WHAT IS EXPECTED: Records follow. Pull out every line that contains "centre".

LISTED RECORDS:
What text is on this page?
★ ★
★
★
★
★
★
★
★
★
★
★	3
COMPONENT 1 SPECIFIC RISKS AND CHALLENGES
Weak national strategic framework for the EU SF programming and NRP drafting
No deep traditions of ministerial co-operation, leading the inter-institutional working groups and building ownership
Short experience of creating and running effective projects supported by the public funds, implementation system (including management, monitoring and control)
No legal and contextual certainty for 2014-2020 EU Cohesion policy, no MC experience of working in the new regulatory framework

...

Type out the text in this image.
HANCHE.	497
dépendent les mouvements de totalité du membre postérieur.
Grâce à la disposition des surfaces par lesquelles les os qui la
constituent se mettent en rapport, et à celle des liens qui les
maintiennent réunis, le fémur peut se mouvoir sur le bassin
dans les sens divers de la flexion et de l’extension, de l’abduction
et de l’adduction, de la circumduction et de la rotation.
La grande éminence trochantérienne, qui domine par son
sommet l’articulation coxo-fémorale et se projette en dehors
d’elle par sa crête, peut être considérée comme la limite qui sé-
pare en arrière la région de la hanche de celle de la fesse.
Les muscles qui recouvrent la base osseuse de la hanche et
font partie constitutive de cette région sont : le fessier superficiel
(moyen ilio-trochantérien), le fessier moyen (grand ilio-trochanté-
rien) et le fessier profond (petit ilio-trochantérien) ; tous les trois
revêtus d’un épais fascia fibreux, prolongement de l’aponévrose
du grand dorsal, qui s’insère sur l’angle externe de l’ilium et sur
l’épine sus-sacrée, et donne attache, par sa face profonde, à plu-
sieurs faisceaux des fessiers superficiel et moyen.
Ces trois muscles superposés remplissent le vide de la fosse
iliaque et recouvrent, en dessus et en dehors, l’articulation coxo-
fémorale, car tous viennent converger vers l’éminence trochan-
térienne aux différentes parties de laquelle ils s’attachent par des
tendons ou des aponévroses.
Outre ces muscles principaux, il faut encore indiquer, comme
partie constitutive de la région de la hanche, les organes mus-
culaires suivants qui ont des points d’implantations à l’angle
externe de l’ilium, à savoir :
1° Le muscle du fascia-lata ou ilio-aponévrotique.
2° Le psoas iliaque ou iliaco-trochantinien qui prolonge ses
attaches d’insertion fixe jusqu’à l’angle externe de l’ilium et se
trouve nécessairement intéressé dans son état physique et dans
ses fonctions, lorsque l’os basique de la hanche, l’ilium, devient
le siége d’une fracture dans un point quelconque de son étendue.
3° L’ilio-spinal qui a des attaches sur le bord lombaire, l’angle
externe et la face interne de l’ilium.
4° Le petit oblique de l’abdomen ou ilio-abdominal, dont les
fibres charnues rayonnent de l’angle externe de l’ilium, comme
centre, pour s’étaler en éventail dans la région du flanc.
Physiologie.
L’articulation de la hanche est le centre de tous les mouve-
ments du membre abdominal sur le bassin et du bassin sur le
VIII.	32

...

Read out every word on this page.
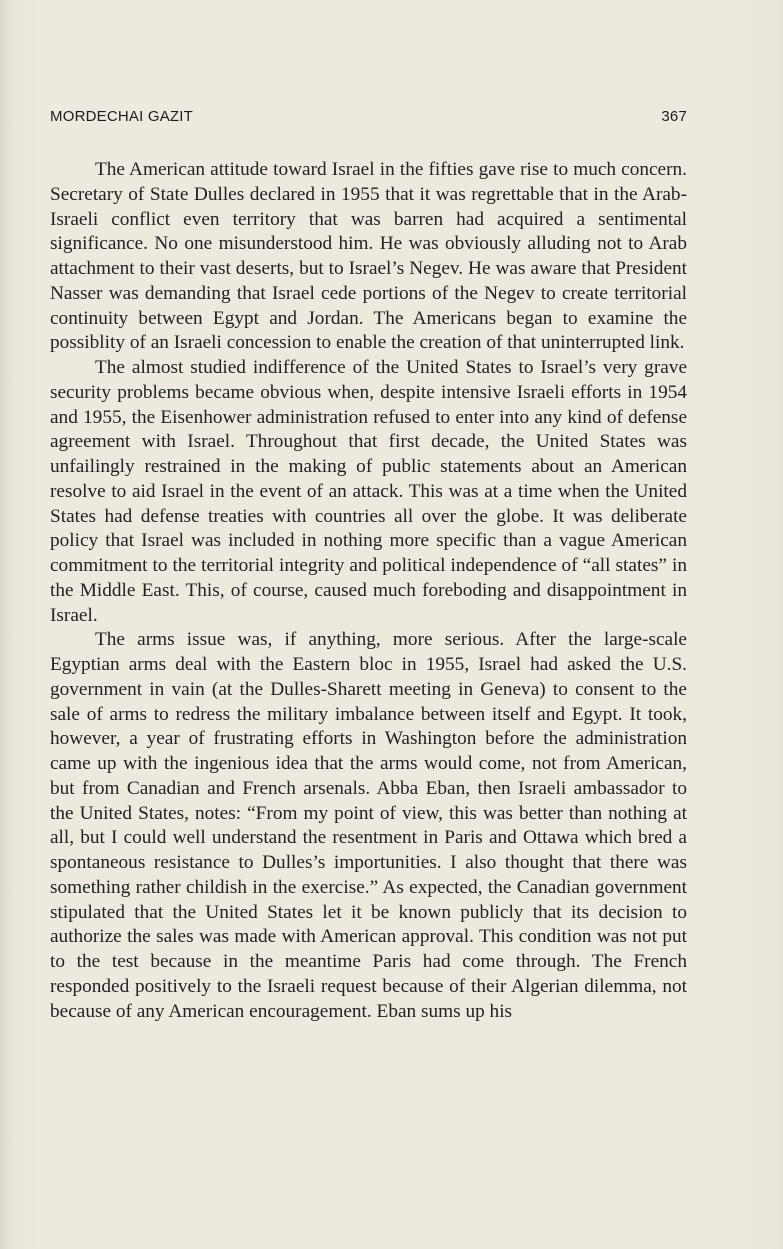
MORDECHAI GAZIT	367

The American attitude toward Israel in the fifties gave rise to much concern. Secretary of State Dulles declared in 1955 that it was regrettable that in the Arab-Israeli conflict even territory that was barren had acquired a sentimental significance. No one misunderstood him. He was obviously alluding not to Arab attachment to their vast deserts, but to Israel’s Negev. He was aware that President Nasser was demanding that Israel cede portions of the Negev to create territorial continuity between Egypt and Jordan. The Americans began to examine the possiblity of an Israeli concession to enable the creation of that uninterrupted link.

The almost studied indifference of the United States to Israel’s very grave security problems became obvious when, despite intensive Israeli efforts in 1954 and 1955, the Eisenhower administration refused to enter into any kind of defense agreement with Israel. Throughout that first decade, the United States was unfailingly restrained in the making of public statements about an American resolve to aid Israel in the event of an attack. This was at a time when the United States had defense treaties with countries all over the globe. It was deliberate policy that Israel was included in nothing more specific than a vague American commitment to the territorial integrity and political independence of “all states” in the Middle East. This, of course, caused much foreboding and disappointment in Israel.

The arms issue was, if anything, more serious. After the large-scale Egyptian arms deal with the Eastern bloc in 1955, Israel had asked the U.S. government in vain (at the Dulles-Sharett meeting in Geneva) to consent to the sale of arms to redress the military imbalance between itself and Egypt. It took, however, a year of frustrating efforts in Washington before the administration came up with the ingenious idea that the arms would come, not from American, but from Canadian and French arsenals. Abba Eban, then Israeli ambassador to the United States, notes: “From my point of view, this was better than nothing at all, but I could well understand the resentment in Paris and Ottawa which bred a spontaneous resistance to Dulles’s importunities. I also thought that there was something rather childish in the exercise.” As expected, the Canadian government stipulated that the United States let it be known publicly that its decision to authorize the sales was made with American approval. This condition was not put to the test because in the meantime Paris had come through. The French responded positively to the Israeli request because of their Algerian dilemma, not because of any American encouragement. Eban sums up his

FINISHED ANSWER:
centre, pour s’étaler en éventail dans la région du flanc.
L’articulation de la hanche est le centre de tous les mouve-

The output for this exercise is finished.